What to produce: Below are some records; repeat them all exactly, minus the pictures.

Given data:
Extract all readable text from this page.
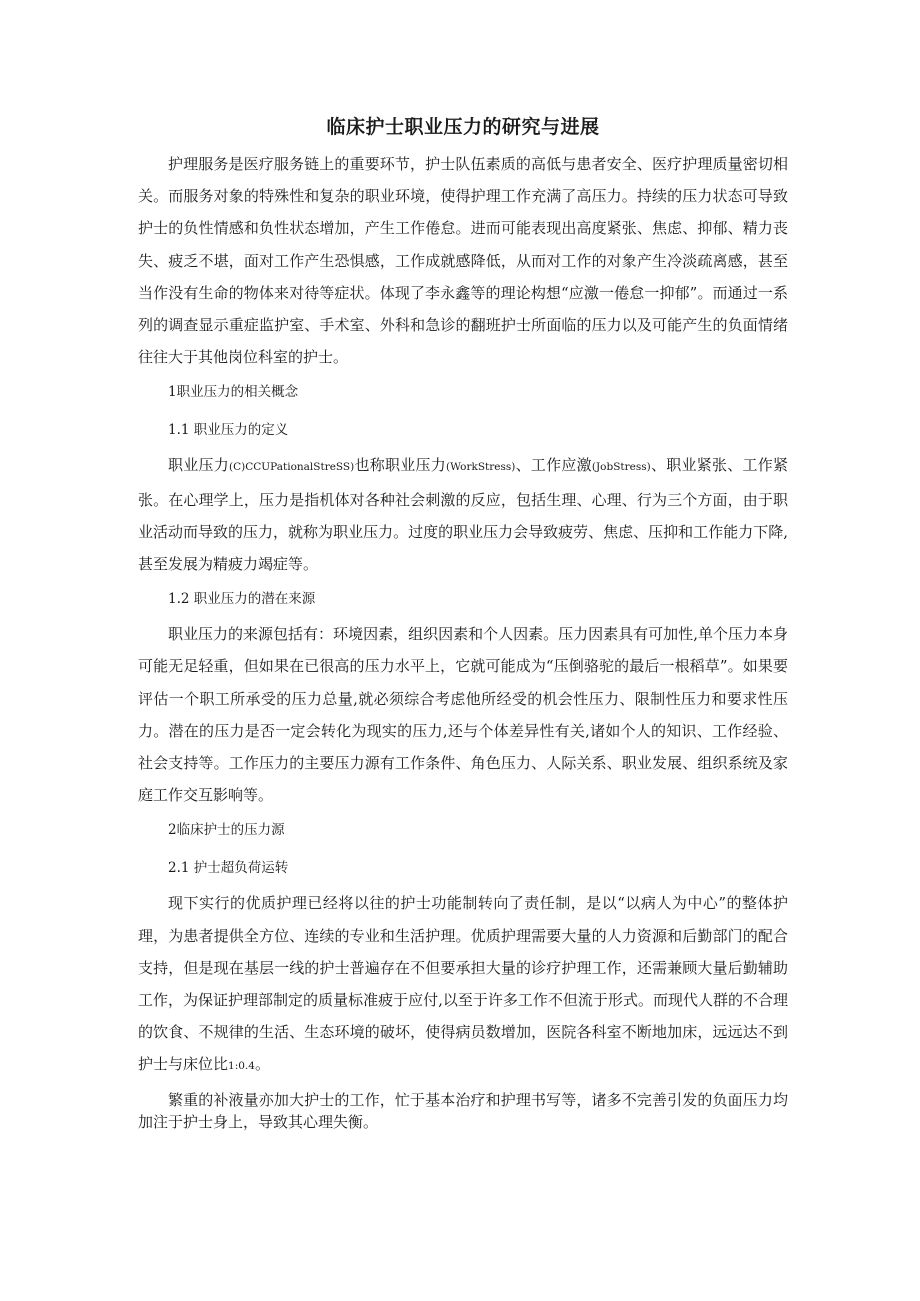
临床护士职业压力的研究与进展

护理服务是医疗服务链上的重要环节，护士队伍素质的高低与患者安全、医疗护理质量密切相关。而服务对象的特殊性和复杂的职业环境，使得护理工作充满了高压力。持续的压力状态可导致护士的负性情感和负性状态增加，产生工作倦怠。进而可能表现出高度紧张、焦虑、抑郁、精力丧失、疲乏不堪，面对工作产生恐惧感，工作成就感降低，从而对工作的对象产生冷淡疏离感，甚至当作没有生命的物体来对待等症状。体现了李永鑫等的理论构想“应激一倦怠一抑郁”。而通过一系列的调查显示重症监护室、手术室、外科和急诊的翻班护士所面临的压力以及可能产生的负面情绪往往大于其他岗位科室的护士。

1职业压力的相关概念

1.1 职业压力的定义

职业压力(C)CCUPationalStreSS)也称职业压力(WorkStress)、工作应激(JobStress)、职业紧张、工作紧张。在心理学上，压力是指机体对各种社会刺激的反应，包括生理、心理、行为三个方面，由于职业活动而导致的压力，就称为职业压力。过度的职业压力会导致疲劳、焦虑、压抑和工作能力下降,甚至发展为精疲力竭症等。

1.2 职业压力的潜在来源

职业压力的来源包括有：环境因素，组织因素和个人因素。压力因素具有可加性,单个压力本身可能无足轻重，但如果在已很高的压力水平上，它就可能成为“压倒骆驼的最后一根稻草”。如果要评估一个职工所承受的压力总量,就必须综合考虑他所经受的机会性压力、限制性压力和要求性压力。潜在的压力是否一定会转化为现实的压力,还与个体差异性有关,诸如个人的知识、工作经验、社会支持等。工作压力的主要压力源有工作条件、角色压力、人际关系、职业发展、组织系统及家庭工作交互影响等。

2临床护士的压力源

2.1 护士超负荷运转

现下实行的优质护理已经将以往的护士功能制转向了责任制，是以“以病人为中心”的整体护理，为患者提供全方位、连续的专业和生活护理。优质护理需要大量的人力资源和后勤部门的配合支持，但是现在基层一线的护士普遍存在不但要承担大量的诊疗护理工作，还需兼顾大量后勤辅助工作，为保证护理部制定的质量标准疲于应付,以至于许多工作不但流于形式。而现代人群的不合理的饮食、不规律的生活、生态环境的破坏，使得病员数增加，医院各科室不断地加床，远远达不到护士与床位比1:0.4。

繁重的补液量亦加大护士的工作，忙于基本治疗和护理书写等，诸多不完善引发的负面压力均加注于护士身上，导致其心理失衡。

Solution to the exercise:
Extract all readable text from this page.
临床护士职业压力的研究与进展

护理服务是医疗服务链上的重要环节，护士队伍素质的高低与患者安全、医疗护理质量密切相关。而服务对象的特殊性和复杂的职业环境，使得护理工作充满了高压力。持续的压力状态可导致护士的负性情感和负性状态增加，产生工作倦怠。进而可能表现出高度紧张、焦虑、抑郁、精力丧失、疲乏不堪，面对工作产生恐惧感，工作成就感降低，从而对工作的对象产生冷淡疏离感，甚至当作没有生命的物体来对待等症状。体现了李永鑫等的理论构想“应激一倦怠一抑郁”。而通过一系列的调查显示重症监护室、手术室、外科和急诊的翻班护士所面临的压力以及可能产生的负面情绪往往大于其他岗位科室的护士。

1职业压力的相关概念

1.1 职业压力的定义

职业压力(C)CCUPationalStreSS)也称职业压力(WorkStress)、工作应激(JobStress)、职业紧张、工作紧张。在心理学上，压力是指机体对各种社会刺激的反应，包括生理、心理、行为三个方面，由于职业活动而导致的压力，就称为职业压力。过度的职业压力会导致疲劳、焦虑、压抑和工作能力下降,甚至发展为精疲力竭症等。

1.2 职业压力的潜在来源

职业压力的来源包括有：环境因素，组织因素和个人因素。压力因素具有可加性,单个压力本身可能无足轻重，但如果在已很高的压力水平上，它就可能成为“压倒骆驼的最后一根稻草”。如果要评估一个职工所承受的压力总量,就必须综合考虑他所经受的机会性压力、限制性压力和要求性压力。潜在的压力是否一定会转化为现实的压力,还与个体差异性有关,诸如个人的知识、工作经验、社会支持等。工作压力的主要压力源有工作条件、角色压力、人际关系、职业发展、组织系统及家庭工作交互影响等。

2临床护士的压力源

2.1 护士超负荷运转

现下实行的优质护理已经将以往的护士功能制转向了责任制，是以“以病人为中心”的整体护理，为患者提供全方位、连续的专业和生活护理。优质护理需要大量的人力资源和后勤部门的配合支持，但是现在基层一线的护士普遍存在不但要承担大量的诊疗护理工作，还需兼顾大量后勤辅助工作，为保证护理部制定的质量标准疲于应付,以至于许多工作不但流于形式。而现代人群的不合理的饮食、不规律的生活、生态环境的破坏，使得病员数增加，医院各科室不断地加床，远远达不到护士与床位比1:0.4。

繁重的补液量亦加大护士的工作，忙于基本治疗和护理书写等，诸多不完善引发的负面压力均加注于护士身上，导致其心理失衡。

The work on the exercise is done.